### EXERCISE INSTRUCTIONS
Only lines holding the word "Supernovae" should be copied from the material.

### EXERCISE MATERIAL
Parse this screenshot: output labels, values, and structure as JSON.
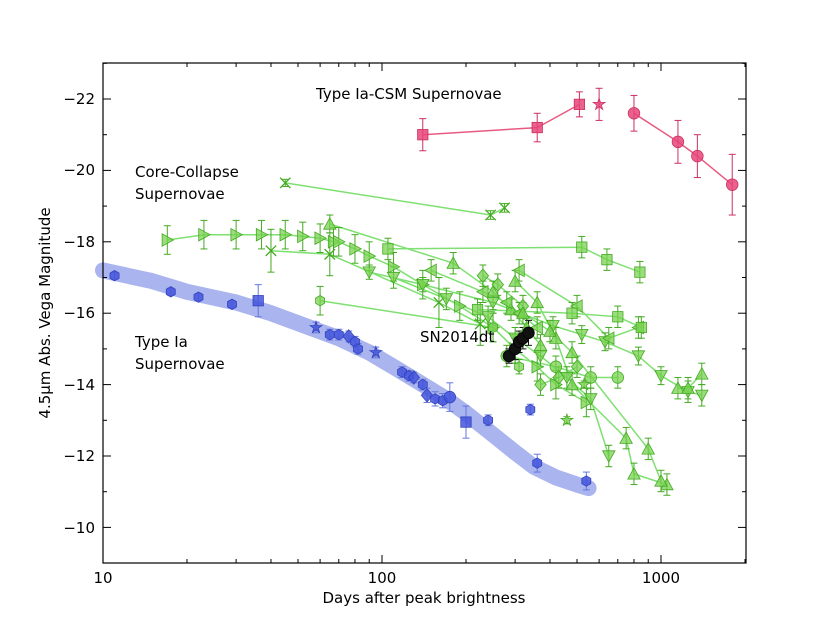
{
  "chart_data": {
    "type": "scatter",
    "title": "",
    "xlabel": "Days after peak brightness",
    "ylabel": "4.5μm Abs. Vega Magnitude",
    "xscale": "log",
    "xlim": [
      10,
      2000
    ],
    "ylim": [
      -9,
      -23
    ],
    "x_tick_labels": [
      "10",
      "100",
      "1000"
    ],
    "y_tick_labels": [
      "−22",
      "−20",
      "−18",
      "−16",
      "−14",
      "−12",
      "−10"
    ],
    "annotations": {
      "ia_csm": "Type Ia-CSM Supernovae",
      "cc_line1": "Core-Collapse",
      "cc_line2": "Supernovae",
      "ia_line1": "Type Ia",
      "ia_line2": "Supernovae",
      "sn2014dt": "SN2014dt"
    },
    "colors": {
      "ia": "#4455dd",
      "ia_band": "#aab4ee",
      "ia_csm": "#e8457a",
      "ia_csm_line": "#e85a7f",
      "cc": "#66cc44",
      "cc_line": "#7ee070",
      "sn2014dt": "#111111"
    },
    "ia_template": {
      "x": [
        10,
        15,
        20,
        30,
        40,
        55,
        70,
        90,
        110,
        140,
        170,
        200,
        250,
        300,
        350,
        420,
        500,
        550
      ],
      "y": [
        -17.2,
        -16.9,
        -16.6,
        -16.3,
        -16.0,
        -15.6,
        -15.3,
        -14.9,
        -14.5,
        -14.0,
        -13.6,
        -13.2,
        -12.6,
        -12.1,
        -11.7,
        -11.4,
        -11.2,
        -11.1
      ]
    },
    "ia_points": [
      {
        "x": 11,
        "y": -17.05,
        "m": "hexagon",
        "e": 0.1
      },
      {
        "x": 17.5,
        "y": -16.6,
        "m": "hexagon",
        "e": 0.1
      },
      {
        "x": 22,
        "y": -16.45,
        "m": "hexagon",
        "e": 0.1
      },
      {
        "x": 29,
        "y": -16.25,
        "m": "hexagon",
        "e": 0.1
      },
      {
        "x": 36,
        "y": -16.35,
        "m": "square",
        "e": 0.45
      },
      {
        "x": 58,
        "y": -15.6,
        "m": "star",
        "e": 0.15
      },
      {
        "x": 65,
        "y": -15.4,
        "m": "hexagon",
        "e": 0.15
      },
      {
        "x": 70,
        "y": -15.4,
        "m": "hexagon",
        "e": 0.15
      },
      {
        "x": 76,
        "y": -15.35,
        "m": "diamond",
        "e": 0.15
      },
      {
        "x": 80,
        "y": -15.2,
        "m": "hexagon",
        "e": 0.15
      },
      {
        "x": 82,
        "y": -15.0,
        "m": "hexagon",
        "e": 0.15
      },
      {
        "x": 95,
        "y": -14.9,
        "m": "star",
        "e": 0.15
      },
      {
        "x": 118,
        "y": -14.35,
        "m": "hexagon",
        "e": 0.15
      },
      {
        "x": 125,
        "y": -14.25,
        "m": "hexagon",
        "e": 0.15
      },
      {
        "x": 130,
        "y": -14.2,
        "m": "diamond",
        "e": 0.15
      },
      {
        "x": 140,
        "y": -14.0,
        "m": "hexagon",
        "e": 0.15
      },
      {
        "x": 145,
        "y": -13.7,
        "m": "diamond",
        "e": 0.2
      },
      {
        "x": 155,
        "y": -13.6,
        "m": "hexagon",
        "e": 0.2
      },
      {
        "x": 165,
        "y": -13.55,
        "m": "hexagon",
        "e": 0.2
      },
      {
        "x": 175,
        "y": -13.65,
        "m": "circle",
        "e": 0.4
      },
      {
        "x": 200,
        "y": -12.95,
        "m": "square",
        "e": 0.45
      },
      {
        "x": 240,
        "y": -13.0,
        "m": "hexagon",
        "e": 0.15
      },
      {
        "x": 340,
        "y": -13.3,
        "m": "hexagon",
        "e": 0.15
      },
      {
        "x": 360,
        "y": -11.8,
        "m": "hexagon",
        "e": 0.25
      },
      {
        "x": 540,
        "y": -11.3,
        "m": "hexagon",
        "e": 0.25
      }
    ],
    "ia_csm_series": [
      {
        "marker": "square",
        "x": [
          140,
          360,
          510
        ],
        "y": [
          -21.0,
          -21.2,
          -21.85
        ],
        "e": [
          0.45,
          0.4,
          0.35
        ]
      },
      {
        "marker": "star",
        "x": [
          600
        ],
        "y": [
          -21.85
        ],
        "e": [
          0.45
        ]
      },
      {
        "marker": "circle",
        "x": [
          800,
          1150,
          1350,
          1800
        ],
        "y": [
          -21.6,
          -20.8,
          -20.4,
          -19.6
        ],
        "e": [
          0.5,
          0.6,
          0.6,
          0.85
        ]
      }
    ],
    "cc_series": [
      {
        "marker": "cross",
        "x": [
          45,
          245,
          275
        ],
        "y": [
          -19.65,
          -18.75,
          -18.95
        ],
        "e": [
          0.1,
          0.12,
          0.12
        ]
      },
      {
        "marker": "tri_right",
        "x": [
          17,
          23,
          30,
          37,
          45,
          52,
          60,
          67
        ],
        "y": [
          -18.05,
          -18.2,
          -18.2,
          -18.2,
          -18.2,
          -18.15,
          -18.1,
          -18.0
        ],
        "e": [
          0.4,
          0.4,
          0.4,
          0.4,
          0.4,
          0.4,
          0.4,
          0.4
        ]
      },
      {
        "marker": "cross",
        "x": [
          40,
          65,
          160,
          225
        ],
        "y": [
          -17.75,
          -17.65,
          -16.3,
          -15.7
        ],
        "e": [
          0.6,
          0.6,
          0.7,
          0.6
        ]
      },
      {
        "marker": "tri_up",
        "x": [
          65,
          180,
          250,
          290,
          330,
          370
        ],
        "y": [
          -18.5,
          -17.4,
          -16.6,
          -16.1,
          -15.6,
          -15.1
        ],
        "e": [
          0.25,
          0.3,
          0.3,
          0.3,
          0.3,
          0.3
        ]
      },
      {
        "marker": "tri_right",
        "x": [
          70,
          80,
          90,
          110,
          140,
          190,
          250,
          300,
          360,
          420,
          540
        ],
        "y": [
          -18.0,
          -17.8,
          -17.6,
          -17.3,
          -16.8,
          -16.2,
          -15.6,
          -15.0,
          -14.5,
          -14.0,
          -13.5
        ],
        "e": [
          0.4,
          0.4,
          0.4,
          0.4,
          0.4,
          0.4,
          0.4,
          0.4,
          0.4,
          0.4,
          0.4
        ]
      },
      {
        "marker": "tri_down",
        "x": [
          90,
          140,
          250,
          410,
          520,
          630,
          830,
          1000,
          1250,
          1400
        ],
        "y": [
          -17.15,
          -16.8,
          -16.3,
          -15.65,
          -15.4,
          -15.2,
          -14.8,
          -14.25,
          -13.8,
          -13.7
        ],
        "e": [
          0.2,
          0.2,
          0.2,
          0.25,
          0.25,
          0.25,
          0.25,
          0.25,
          0.3,
          0.3
        ]
      },
      {
        "marker": "tri_down",
        "x": [
          110,
          170,
          240,
          300,
          370,
          460,
          560,
          650
        ],
        "y": [
          -17.0,
          -16.4,
          -15.9,
          -15.3,
          -14.8,
          -14.2,
          -13.6,
          -12.0
        ],
        "e": [
          0.3,
          0.3,
          0.3,
          0.3,
          0.3,
          0.3,
          0.3,
          0.3
        ]
      },
      {
        "marker": "square",
        "x": [
          105,
          520,
          640,
          840
        ],
        "y": [
          -17.8,
          -17.85,
          -17.5,
          -17.15
        ],
        "e": [
          0.3,
          0.3,
          0.3,
          0.3
        ]
      },
      {
        "marker": "tri_left",
        "x": [
          150,
          230,
          280,
          310,
          360
        ],
        "y": [
          -17.2,
          -16.6,
          -16.3,
          -16.0,
          -15.6
        ],
        "e": [
          0.3,
          0.3,
          0.3,
          0.3,
          0.3
        ]
      },
      {
        "marker": "diamond",
        "x": [
          230,
          260,
          320
        ],
        "y": [
          -17.05,
          -16.8,
          -16.2
        ],
        "e": [
          0.3,
          0.3,
          0.3
        ]
      },
      {
        "marker": "tri_left",
        "x": [
          310,
          500,
          650,
          830
        ],
        "y": [
          -17.2,
          -16.2,
          -15.3,
          -15.6
        ],
        "e": [
          0.3,
          0.3,
          0.3,
          0.3
        ]
      },
      {
        "marker": "square",
        "x": [
          220,
          480,
          700,
          850
        ],
        "y": [
          -16.1,
          -16.0,
          -15.9,
          -15.6
        ],
        "e": [
          0.3,
          0.3,
          0.3,
          0.3
        ]
      },
      {
        "marker": "hexagon",
        "x": [
          60,
          250,
          300
        ],
        "y": [
          -16.35,
          -15.6,
          -15.0
        ],
        "e": [
          0.4,
          0.4,
          0.4
        ]
      },
      {
        "marker": "tri_up",
        "x": [
          300,
          360,
          420,
          480,
          750,
          800,
          1050
        ],
        "y": [
          -16.9,
          -16.3,
          -15.3,
          -14.0,
          -12.5,
          -11.5,
          -11.2
        ],
        "e": [
          0.3,
          0.3,
          0.3,
          0.3,
          0.3,
          0.3,
          0.3
        ]
      },
      {
        "marker": "tri_up",
        "x": [
          320,
          400,
          480,
          900,
          1000
        ],
        "y": [
          -16.0,
          -15.5,
          -14.9,
          -12.2,
          -11.3
        ],
        "e": [
          0.3,
          0.3,
          0.3,
          0.3,
          0.3
        ]
      },
      {
        "marker": "circle",
        "x": [
          280,
          420,
          560,
          700
        ],
        "y": [
          -14.8,
          -14.5,
          -14.2,
          -14.2
        ],
        "e": [
          0.3,
          0.3,
          0.3,
          0.3
        ]
      },
      {
        "marker": "diamond",
        "x": [
          370,
          430,
          500
        ],
        "y": [
          -14.0,
          -14.2,
          -14.5
        ],
        "e": [
          0.3,
          0.3,
          0.3
        ]
      },
      {
        "marker": "hexagon",
        "x": [
          310
        ],
        "y": [
          -14.5
        ],
        "e": [
          0.2
        ]
      },
      {
        "marker": "star",
        "x": [
          460
        ],
        "y": [
          -13.0
        ],
        "e": [
          0.1
        ]
      },
      {
        "marker": "star",
        "x": [
          530
        ],
        "y": [
          -14.0
        ],
        "e": [
          0.1
        ]
      },
      {
        "marker": "tri_up",
        "x": [
          1150,
          1250,
          1400
        ],
        "y": [
          -13.9,
          -13.9,
          -14.3
        ],
        "e": [
          0.3,
          0.3,
          0.3
        ]
      }
    ],
    "sn2014dt": {
      "x": [
        285,
        300,
        310,
        320,
        335
      ],
      "y": [
        -14.8,
        -15.0,
        -15.2,
        -15.3,
        -15.45
      ],
      "e": [
        0.2,
        0.3,
        0.3,
        0.3,
        0.35
      ]
    }
  }
}
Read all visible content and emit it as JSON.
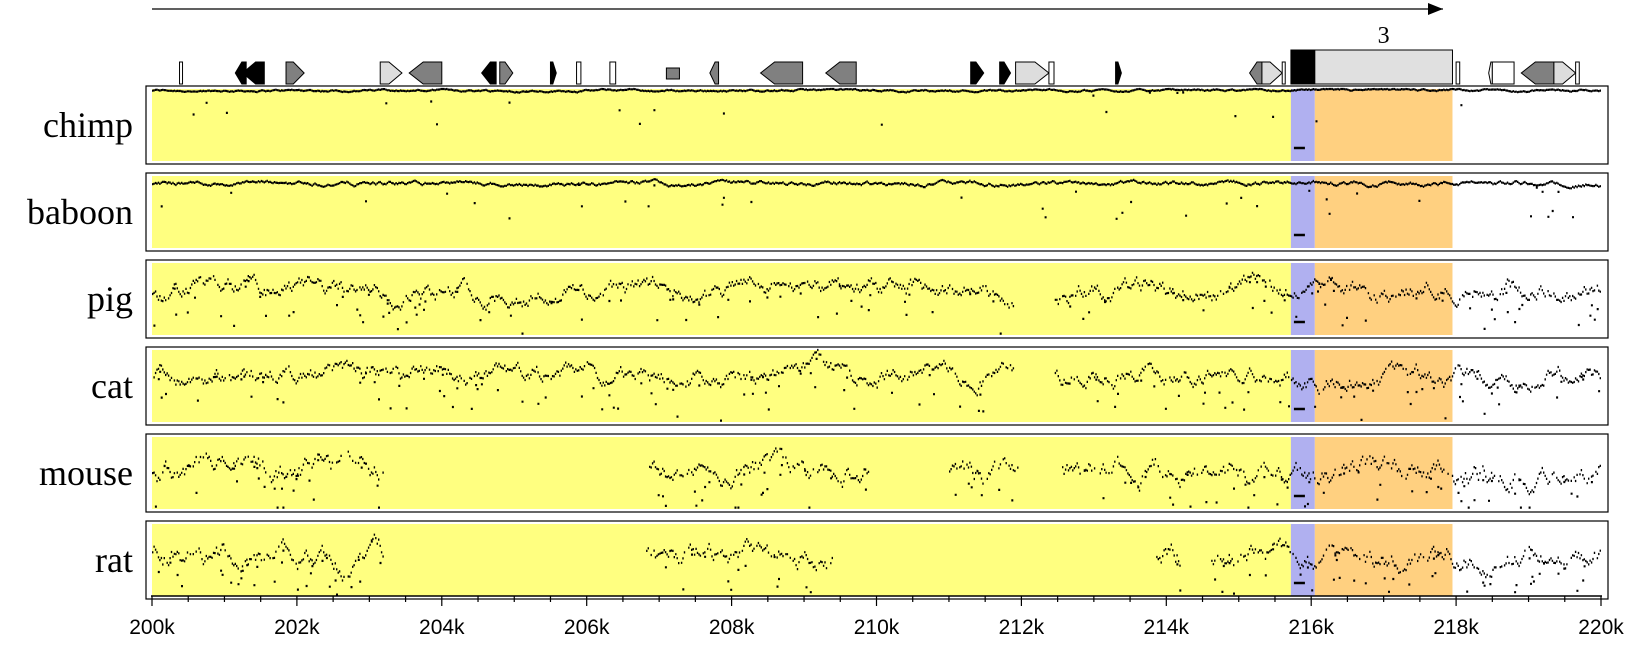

### THE REPLY
      "ia_csm": "Type Ia-CSM Supernovae",
      "cc_line2": "Supernovae",
      "ia_line2": "Supernovae",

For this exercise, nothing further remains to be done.